* **AIM OF THE EXERCISE**
Find and copy each line of the data that includes "Total".

Stored items
-*-*-
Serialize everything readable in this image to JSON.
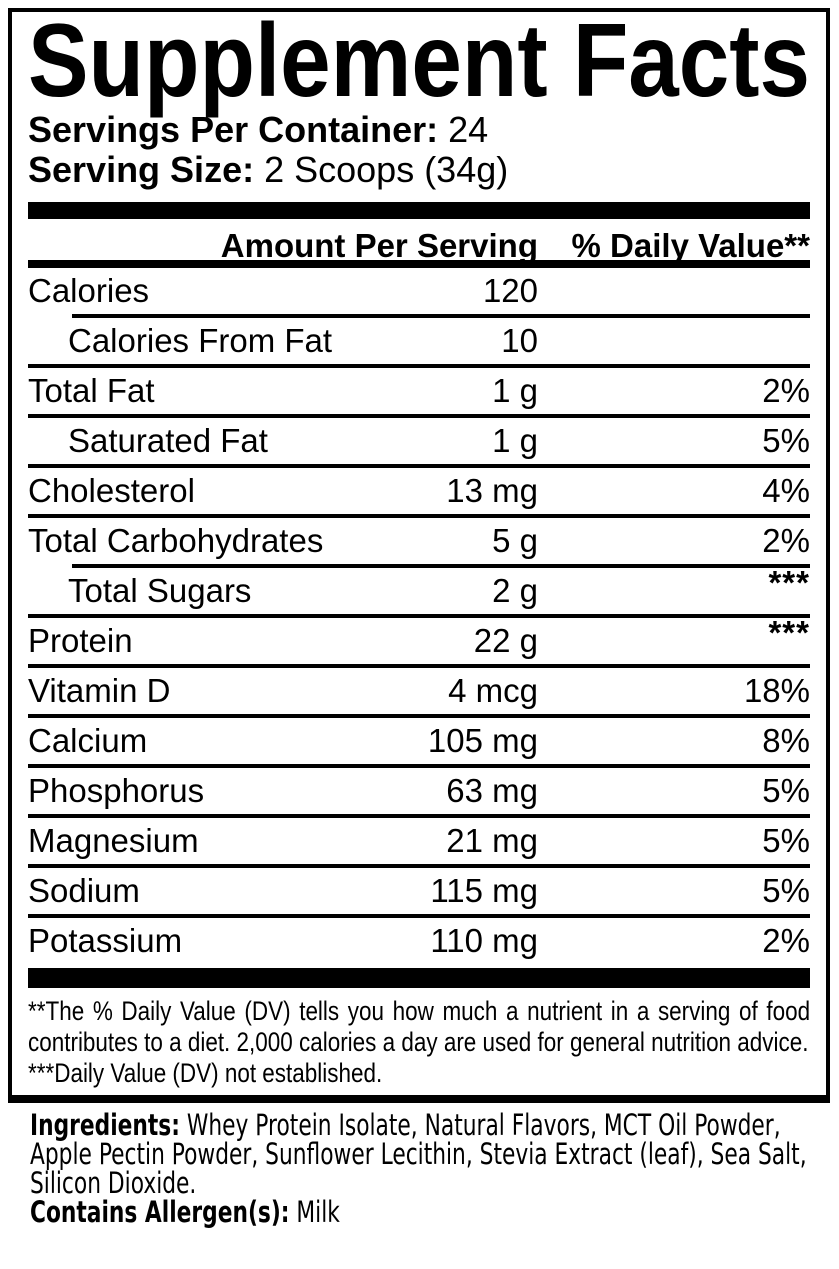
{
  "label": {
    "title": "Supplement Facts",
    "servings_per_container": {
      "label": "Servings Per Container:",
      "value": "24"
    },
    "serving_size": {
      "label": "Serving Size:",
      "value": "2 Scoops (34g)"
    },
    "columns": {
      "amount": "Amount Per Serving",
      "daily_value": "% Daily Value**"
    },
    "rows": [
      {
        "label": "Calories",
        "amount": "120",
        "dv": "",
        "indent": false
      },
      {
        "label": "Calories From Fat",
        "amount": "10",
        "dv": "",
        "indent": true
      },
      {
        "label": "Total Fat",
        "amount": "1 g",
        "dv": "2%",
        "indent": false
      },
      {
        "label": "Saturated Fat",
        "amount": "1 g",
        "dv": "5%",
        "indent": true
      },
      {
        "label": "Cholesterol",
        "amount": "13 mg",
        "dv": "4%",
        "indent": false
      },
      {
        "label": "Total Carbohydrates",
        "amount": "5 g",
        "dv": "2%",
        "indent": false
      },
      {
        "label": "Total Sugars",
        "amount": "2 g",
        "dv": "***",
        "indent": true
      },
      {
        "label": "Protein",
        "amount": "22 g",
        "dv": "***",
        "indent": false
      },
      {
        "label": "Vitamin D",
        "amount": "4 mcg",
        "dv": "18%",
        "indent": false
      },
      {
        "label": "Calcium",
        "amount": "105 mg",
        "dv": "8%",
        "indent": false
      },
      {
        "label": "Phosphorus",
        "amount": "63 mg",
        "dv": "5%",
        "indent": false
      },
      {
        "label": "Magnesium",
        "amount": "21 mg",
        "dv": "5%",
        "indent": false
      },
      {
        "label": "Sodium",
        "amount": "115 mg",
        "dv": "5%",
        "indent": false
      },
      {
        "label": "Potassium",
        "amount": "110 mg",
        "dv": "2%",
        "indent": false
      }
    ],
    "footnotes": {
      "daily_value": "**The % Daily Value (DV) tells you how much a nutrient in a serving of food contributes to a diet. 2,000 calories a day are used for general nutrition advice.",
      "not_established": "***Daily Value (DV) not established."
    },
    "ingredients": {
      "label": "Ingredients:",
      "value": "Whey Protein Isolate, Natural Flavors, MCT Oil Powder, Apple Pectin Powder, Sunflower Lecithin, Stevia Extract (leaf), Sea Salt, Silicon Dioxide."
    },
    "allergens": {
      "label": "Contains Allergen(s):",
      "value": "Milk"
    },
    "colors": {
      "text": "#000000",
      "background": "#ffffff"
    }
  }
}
-*-*-
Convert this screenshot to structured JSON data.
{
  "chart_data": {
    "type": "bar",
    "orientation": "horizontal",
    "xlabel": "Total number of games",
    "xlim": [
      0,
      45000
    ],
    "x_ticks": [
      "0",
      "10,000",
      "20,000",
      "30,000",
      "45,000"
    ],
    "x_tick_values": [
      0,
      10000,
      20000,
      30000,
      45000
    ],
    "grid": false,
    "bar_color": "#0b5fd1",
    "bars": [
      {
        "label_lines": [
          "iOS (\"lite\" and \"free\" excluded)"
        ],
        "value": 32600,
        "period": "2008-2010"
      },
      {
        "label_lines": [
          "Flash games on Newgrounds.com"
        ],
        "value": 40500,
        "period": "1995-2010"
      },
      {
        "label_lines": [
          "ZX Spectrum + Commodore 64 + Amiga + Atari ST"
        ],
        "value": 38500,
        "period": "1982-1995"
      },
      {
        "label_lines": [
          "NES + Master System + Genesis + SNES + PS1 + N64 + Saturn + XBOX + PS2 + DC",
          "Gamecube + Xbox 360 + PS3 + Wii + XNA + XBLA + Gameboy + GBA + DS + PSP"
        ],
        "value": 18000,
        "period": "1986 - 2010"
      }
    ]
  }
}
-*-*-
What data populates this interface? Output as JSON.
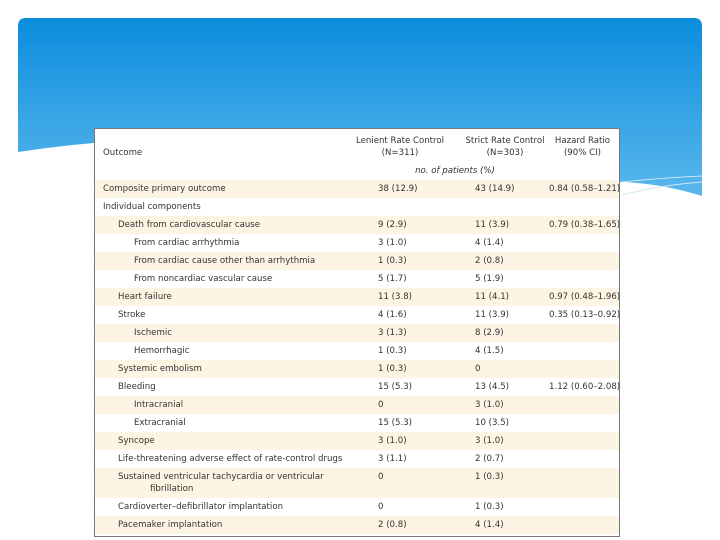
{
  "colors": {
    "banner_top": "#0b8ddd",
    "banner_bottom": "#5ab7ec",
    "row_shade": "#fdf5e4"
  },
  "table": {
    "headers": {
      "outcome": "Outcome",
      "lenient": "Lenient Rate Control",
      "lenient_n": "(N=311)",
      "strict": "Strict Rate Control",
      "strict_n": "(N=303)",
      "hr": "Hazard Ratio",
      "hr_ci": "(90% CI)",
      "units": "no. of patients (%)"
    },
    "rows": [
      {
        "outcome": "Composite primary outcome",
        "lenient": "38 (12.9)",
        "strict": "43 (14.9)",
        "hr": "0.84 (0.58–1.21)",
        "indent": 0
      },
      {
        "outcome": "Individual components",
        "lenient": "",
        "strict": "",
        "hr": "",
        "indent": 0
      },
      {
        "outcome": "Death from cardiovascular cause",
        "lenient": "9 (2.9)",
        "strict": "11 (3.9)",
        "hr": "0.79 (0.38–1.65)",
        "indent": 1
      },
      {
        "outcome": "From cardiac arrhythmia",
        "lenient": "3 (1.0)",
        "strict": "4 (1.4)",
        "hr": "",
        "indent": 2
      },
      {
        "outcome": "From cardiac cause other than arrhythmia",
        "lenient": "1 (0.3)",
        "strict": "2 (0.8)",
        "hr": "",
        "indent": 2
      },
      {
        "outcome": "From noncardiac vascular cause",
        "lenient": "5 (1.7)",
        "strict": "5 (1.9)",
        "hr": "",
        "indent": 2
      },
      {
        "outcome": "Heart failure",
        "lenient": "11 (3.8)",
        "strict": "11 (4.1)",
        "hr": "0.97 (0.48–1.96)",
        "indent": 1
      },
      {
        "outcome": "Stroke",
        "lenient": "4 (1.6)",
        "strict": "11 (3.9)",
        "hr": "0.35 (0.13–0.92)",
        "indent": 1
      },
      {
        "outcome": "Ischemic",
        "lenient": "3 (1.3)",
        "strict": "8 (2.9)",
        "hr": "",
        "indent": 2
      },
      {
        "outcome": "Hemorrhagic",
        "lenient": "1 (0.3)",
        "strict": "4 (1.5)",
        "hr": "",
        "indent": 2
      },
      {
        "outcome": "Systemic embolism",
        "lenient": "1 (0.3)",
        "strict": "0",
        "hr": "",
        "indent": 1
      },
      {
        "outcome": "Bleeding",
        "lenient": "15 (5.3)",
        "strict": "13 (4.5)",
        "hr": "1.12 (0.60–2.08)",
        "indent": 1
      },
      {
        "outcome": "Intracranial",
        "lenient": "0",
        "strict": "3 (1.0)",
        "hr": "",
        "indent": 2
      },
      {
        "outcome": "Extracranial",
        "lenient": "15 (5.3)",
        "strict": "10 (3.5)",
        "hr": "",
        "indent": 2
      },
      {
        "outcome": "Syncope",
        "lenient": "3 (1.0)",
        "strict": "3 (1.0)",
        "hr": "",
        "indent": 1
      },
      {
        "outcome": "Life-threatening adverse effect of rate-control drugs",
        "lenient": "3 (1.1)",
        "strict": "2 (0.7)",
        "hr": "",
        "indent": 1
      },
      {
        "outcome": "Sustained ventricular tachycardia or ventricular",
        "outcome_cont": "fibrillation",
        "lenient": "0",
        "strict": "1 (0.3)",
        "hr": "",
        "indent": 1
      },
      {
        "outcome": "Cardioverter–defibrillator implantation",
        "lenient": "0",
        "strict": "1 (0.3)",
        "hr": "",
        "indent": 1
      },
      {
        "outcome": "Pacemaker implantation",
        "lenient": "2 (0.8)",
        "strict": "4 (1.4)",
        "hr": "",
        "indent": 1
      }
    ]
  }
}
-*-*-
* **THE ANSWER**
        "label": "Total Fat",
        "label": "Total Carbohydrates",
        "label": "Total Sugars",
    "xlabel": "Total number of games",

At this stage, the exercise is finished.